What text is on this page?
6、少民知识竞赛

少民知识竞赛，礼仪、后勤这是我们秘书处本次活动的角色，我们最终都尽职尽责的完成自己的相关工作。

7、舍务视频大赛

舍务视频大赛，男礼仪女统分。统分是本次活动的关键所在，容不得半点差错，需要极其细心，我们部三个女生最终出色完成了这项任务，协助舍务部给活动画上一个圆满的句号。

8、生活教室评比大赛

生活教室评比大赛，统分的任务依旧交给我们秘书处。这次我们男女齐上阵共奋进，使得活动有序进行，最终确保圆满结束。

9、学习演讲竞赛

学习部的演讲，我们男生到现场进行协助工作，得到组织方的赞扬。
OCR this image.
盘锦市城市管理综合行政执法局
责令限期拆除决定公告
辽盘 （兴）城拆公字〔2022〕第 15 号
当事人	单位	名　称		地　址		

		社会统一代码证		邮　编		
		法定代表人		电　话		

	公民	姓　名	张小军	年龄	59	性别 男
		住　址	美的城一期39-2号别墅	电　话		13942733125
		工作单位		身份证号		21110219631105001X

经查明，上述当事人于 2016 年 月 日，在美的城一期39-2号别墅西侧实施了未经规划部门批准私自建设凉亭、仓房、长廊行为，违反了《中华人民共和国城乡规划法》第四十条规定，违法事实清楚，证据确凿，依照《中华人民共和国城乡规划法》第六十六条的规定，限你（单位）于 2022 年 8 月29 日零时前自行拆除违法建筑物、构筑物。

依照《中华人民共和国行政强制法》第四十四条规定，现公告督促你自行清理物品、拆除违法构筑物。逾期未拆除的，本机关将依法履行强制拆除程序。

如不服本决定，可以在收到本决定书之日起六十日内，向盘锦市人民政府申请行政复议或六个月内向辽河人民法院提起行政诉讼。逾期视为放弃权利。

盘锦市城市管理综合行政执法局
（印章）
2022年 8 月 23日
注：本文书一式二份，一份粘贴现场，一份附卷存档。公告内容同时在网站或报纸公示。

════════

Your answer should consist only of the lines from the one with "OCR this image." through the end of the data above, reproduced exactly.

#### Response:
OCR this image.
盘锦市城市管理综合行政执法局
责令限期拆除决定公告
辽盘 （兴）城拆公字〔2022〕第 15 号
当事人	单位	名　称		地　址		

		社会统一代码证		邮　编		
		法定代表人		电　话		

	公民	姓　名	张小军	年龄	59	性别 男
		住　址	美的城一期39-2号别墅	电　话		13942733125
		工作单位		身份证号		21110219631105001X

经查明，上述当事人于 2016 年 月 日，在美的城一期39-2号别墅西侧实施了未经规划部门批准私自建设凉亭、仓房、长廊行为，违反了《中华人民共和国城乡规划法》第四十条规定，违法事实清楚，证据确凿，依照《中华人民共和国城乡规划法》第六十六条的规定，限你（单位）于 2022 年 8 月29 日零时前自行拆除违法建筑物、构筑物。

依照《中华人民共和国行政强制法》第四十四条规定，现公告督促你自行清理物品、拆除违法构筑物。逾期未拆除的，本机关将依法履行强制拆除程序。

如不服本决定，可以在收到本决定书之日起六十日内，向盘锦市人民政府申请行政复议或六个月内向辽河人民法院提起行政诉讼。逾期视为放弃权利。

盘锦市城市管理综合行政执法局
（印章）
2022年 8 月 23日
注：本文书一式二份，一份粘贴现场，一份附卷存档。公告内容同时在网站或报纸公示。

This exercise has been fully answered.